Direction
From the entries below, work out the number of lines that hold the word "chapitres", and give that number alone.

Dataset extract
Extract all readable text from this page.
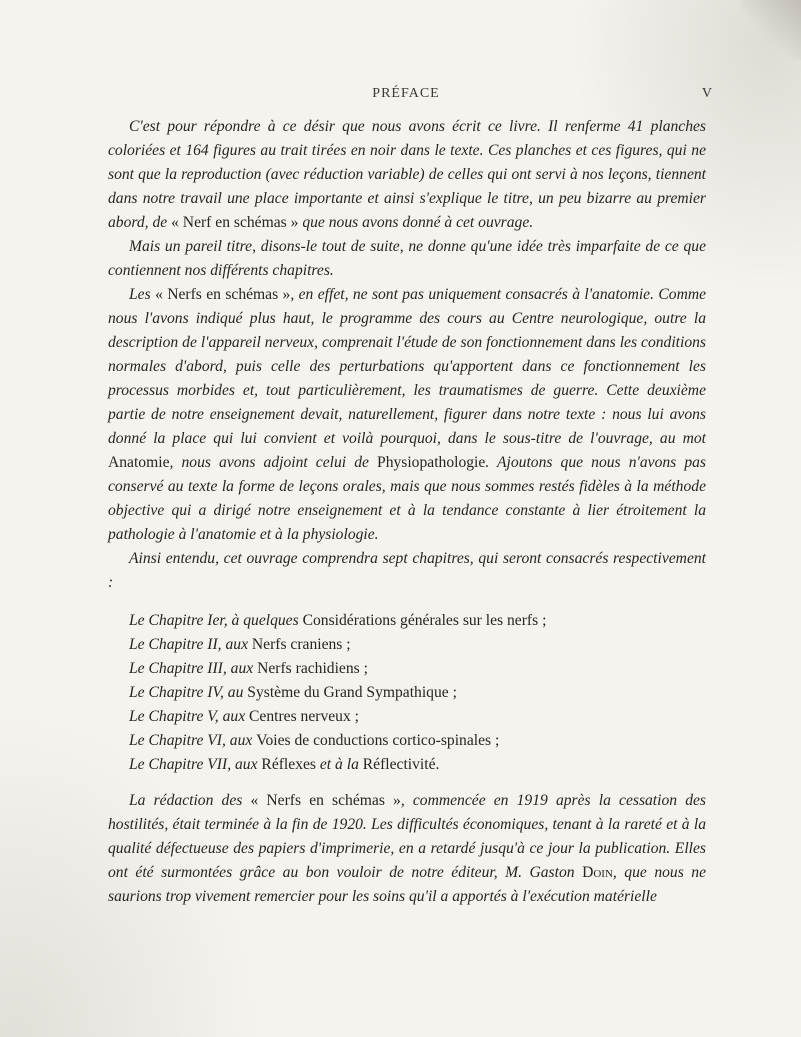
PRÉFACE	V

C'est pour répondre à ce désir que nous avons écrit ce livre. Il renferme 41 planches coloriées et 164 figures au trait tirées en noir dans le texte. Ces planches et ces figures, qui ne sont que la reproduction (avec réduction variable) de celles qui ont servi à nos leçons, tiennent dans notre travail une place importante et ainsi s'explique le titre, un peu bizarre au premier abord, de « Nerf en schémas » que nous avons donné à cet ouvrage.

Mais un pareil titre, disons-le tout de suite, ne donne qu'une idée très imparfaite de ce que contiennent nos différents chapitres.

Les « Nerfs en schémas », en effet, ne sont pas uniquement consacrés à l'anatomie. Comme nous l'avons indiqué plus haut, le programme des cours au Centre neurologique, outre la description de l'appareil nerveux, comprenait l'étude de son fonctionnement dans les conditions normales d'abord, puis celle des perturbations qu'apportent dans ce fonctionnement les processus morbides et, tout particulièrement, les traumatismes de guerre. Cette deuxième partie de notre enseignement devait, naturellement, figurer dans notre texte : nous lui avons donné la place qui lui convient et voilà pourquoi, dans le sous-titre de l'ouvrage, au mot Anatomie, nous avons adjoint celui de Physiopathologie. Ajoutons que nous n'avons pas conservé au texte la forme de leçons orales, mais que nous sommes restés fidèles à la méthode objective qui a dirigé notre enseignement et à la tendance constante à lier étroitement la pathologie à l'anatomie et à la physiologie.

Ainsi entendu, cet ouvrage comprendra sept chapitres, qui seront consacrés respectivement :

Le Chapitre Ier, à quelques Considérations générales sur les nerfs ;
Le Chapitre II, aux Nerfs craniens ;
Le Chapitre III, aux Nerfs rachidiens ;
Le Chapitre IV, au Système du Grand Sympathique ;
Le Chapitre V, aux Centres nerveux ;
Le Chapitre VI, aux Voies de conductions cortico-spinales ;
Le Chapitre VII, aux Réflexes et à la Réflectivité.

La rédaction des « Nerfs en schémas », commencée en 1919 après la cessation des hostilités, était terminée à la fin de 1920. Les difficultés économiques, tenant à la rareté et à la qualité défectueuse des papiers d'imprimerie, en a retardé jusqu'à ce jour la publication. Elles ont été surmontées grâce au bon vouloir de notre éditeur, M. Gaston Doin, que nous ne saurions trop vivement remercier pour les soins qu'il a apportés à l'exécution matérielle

* * *

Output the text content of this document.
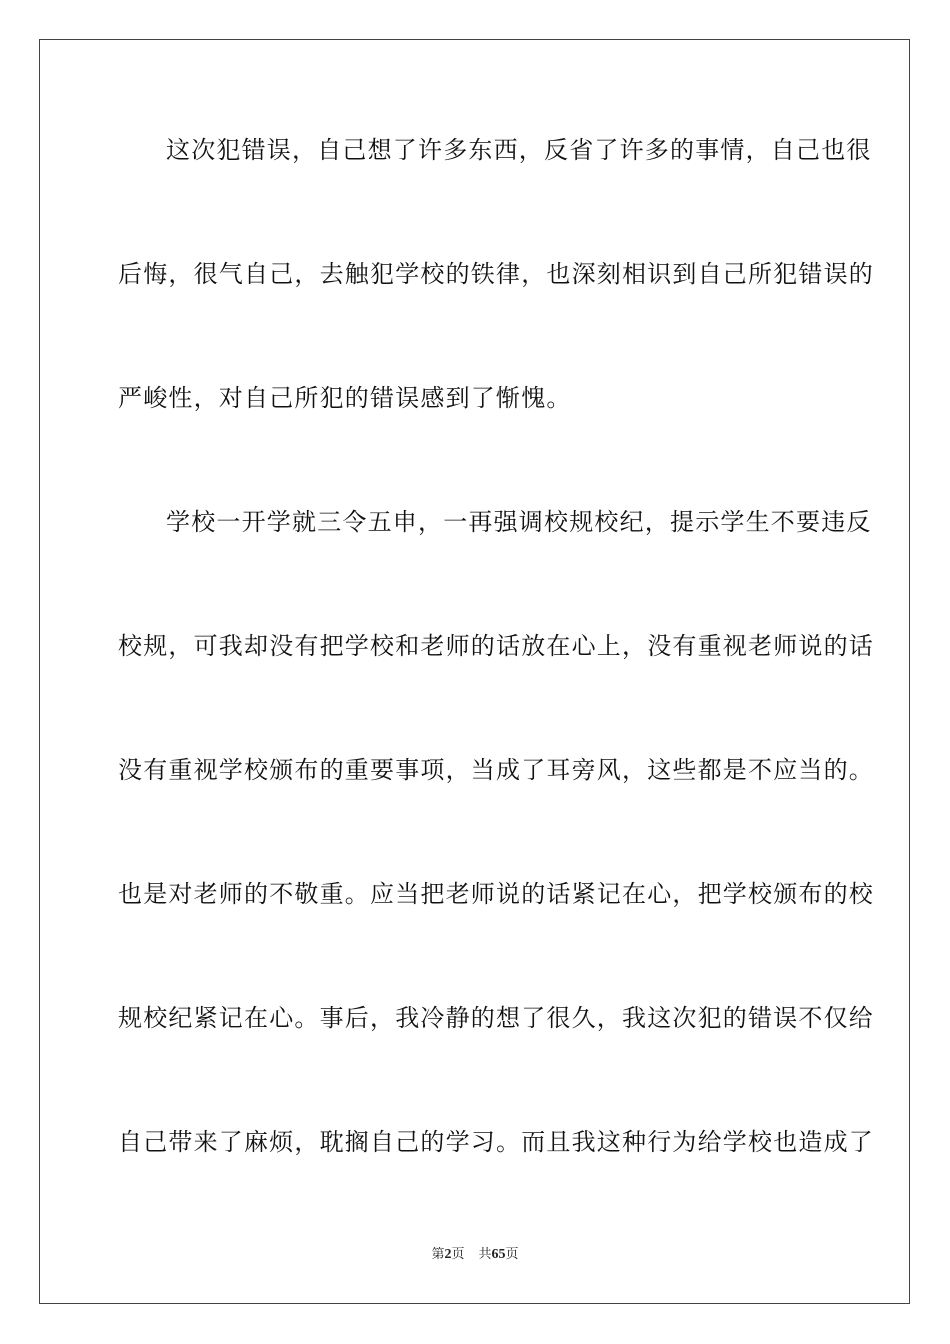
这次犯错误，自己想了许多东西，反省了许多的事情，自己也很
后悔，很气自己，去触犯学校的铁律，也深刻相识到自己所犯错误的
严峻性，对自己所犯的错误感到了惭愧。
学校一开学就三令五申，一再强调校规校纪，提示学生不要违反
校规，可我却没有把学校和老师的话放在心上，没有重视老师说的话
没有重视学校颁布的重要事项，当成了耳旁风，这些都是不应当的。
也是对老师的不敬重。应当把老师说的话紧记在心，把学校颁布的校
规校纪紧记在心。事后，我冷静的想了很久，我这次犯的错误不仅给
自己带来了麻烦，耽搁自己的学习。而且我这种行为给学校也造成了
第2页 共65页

Written answer
2